-- Start EXERCISE MATERIALS --

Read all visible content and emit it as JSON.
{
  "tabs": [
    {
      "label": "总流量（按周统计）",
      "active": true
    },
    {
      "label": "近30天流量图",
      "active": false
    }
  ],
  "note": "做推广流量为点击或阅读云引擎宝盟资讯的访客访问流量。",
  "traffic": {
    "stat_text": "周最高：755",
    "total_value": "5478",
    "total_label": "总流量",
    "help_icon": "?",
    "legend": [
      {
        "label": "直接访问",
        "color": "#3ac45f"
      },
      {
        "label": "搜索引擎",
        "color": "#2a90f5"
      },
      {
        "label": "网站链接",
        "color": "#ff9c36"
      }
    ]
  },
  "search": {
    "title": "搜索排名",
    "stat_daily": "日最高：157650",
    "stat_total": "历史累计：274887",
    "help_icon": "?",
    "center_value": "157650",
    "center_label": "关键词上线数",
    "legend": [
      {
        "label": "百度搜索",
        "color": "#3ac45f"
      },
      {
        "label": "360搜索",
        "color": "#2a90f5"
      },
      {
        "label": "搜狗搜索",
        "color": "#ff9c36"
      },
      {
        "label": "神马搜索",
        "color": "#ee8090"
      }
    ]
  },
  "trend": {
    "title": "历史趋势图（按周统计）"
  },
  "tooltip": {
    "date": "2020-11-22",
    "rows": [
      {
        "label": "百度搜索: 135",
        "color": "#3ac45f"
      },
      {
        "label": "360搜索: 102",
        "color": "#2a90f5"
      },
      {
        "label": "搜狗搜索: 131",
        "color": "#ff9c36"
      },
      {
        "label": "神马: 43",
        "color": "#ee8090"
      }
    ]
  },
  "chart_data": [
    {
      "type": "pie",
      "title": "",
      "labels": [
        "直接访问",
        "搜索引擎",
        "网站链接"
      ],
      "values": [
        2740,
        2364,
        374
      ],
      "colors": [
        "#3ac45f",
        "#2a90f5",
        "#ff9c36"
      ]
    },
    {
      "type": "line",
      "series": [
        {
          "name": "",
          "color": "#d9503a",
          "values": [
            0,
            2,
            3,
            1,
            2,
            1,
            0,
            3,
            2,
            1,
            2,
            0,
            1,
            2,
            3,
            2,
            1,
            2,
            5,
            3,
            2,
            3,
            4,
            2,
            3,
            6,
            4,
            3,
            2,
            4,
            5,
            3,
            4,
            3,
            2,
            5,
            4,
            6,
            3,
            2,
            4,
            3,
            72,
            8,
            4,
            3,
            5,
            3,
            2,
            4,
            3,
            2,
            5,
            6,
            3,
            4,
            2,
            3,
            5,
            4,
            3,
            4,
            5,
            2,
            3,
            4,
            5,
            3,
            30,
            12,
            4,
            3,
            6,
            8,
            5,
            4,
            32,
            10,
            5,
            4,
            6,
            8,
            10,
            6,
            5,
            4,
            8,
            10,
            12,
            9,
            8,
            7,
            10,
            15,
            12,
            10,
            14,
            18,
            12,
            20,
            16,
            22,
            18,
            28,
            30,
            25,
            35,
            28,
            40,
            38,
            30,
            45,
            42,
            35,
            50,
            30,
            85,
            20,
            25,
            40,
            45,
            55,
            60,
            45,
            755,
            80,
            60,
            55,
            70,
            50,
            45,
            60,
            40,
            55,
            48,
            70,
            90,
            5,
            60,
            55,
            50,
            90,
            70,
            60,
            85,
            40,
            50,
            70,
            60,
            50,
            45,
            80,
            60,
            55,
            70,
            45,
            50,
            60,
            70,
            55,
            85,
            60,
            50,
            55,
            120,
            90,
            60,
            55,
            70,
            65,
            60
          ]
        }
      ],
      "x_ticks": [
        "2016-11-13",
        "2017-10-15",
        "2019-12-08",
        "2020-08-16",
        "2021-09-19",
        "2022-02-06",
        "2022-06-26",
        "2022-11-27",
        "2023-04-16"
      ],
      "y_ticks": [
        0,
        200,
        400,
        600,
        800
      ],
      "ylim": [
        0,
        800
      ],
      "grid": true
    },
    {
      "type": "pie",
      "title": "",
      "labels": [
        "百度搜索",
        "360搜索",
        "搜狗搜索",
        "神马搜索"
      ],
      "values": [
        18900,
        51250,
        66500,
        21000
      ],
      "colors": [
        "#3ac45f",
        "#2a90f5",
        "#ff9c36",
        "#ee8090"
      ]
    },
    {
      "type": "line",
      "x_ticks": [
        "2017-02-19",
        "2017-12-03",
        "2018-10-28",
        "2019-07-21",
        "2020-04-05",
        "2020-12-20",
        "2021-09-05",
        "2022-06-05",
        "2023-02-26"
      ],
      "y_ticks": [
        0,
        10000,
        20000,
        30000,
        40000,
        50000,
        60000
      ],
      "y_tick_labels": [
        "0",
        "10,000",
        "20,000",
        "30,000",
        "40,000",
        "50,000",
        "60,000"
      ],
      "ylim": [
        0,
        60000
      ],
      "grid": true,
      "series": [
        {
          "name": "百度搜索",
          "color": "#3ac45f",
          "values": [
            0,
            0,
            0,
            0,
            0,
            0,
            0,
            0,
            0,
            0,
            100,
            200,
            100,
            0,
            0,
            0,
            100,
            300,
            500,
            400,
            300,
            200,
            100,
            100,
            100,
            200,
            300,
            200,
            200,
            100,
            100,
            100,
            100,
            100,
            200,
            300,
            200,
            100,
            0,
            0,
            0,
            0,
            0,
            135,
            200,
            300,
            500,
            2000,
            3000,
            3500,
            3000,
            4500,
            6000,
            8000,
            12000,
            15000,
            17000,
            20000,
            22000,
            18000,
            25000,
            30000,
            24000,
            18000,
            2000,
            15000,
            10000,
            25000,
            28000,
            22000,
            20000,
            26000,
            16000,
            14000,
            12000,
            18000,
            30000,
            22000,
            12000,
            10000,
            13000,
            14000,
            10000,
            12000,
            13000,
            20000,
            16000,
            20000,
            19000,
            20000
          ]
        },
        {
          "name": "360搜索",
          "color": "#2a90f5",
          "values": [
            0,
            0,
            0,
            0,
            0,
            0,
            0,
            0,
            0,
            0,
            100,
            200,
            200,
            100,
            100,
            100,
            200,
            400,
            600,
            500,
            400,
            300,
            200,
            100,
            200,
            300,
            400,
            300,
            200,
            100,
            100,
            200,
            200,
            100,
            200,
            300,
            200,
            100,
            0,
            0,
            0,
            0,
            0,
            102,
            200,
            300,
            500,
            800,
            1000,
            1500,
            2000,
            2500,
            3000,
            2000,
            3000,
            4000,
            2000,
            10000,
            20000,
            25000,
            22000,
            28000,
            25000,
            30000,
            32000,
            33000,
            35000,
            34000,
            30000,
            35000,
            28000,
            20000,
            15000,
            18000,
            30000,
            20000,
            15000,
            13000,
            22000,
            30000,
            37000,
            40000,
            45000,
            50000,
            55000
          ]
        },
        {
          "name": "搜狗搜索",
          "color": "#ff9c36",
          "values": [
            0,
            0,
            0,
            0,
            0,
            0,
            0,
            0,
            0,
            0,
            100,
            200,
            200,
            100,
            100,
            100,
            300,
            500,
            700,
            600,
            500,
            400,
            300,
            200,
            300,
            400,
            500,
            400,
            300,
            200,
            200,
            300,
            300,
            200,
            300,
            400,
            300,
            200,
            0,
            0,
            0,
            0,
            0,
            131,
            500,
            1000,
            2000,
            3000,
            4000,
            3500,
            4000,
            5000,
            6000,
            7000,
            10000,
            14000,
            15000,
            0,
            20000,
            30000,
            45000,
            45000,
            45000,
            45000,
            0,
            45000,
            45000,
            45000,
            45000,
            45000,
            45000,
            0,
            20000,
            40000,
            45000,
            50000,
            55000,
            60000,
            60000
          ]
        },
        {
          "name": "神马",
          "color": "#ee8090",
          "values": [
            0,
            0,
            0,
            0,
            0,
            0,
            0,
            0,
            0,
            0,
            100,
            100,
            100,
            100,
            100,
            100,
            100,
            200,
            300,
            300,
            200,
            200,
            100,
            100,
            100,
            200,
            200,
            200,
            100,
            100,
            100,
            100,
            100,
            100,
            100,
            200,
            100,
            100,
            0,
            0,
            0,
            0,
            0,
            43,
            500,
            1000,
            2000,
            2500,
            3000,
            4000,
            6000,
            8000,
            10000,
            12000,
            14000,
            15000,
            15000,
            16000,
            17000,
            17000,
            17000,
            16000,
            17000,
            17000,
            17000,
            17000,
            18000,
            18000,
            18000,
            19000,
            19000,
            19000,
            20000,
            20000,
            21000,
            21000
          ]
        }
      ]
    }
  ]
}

-- End EXERCISE MATERIALS --

TASK DETAILS
Tell how many lines of the records above hold the string "百度搜索". Give no other text.

EXPECTED OUTPUT
4